**Task objective:**
Copy, from the entries below, each line where the word "elev" can be found.

**Data lines:**
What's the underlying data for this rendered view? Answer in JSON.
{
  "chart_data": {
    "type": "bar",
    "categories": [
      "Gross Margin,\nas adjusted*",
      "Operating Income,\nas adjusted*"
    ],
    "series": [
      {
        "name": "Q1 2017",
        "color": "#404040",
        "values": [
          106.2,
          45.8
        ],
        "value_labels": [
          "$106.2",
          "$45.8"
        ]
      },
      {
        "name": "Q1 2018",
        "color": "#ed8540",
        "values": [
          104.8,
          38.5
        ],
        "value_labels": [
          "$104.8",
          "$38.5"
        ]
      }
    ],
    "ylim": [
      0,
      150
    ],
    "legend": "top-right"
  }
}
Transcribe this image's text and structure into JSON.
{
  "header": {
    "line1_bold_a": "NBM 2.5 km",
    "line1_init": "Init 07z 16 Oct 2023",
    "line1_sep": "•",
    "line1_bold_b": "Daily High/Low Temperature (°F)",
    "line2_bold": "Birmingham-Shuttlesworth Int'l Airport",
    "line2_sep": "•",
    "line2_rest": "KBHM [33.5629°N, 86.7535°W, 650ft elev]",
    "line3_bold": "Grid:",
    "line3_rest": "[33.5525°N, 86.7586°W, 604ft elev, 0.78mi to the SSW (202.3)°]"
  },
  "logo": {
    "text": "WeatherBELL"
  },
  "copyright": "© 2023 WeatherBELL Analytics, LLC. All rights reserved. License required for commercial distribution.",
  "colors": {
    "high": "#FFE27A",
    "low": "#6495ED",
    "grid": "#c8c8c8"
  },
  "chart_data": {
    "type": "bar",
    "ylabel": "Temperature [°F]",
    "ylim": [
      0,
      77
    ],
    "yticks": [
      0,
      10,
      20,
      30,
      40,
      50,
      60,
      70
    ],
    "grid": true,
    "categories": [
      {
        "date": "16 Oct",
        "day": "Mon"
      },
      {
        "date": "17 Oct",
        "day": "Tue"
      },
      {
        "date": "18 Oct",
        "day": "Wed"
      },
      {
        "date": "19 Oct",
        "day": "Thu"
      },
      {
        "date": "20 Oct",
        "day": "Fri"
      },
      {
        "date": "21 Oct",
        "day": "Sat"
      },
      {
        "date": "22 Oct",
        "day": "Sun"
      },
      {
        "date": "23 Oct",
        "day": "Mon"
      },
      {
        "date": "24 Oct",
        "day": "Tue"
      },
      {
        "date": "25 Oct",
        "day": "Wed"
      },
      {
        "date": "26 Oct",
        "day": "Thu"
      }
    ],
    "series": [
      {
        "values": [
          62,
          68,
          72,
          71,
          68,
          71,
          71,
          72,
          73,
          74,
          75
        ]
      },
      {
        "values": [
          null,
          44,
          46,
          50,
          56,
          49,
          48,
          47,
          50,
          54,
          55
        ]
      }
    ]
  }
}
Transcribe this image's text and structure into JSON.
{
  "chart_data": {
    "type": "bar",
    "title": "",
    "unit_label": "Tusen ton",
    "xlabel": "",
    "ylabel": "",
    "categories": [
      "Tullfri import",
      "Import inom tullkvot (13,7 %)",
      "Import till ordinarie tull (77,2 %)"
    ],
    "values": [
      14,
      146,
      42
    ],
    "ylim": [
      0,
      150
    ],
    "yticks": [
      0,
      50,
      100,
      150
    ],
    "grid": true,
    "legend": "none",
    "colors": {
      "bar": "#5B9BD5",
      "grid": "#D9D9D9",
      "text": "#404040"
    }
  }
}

**The solution:**
    "line2_rest": "KBHM [33.5629°N, 86.7535°W, 650ft elev]",
    "line3_rest": "[33.5525°N, 86.7586°W, 604ft elev, 0.78mi to the SSW (202.3)°]"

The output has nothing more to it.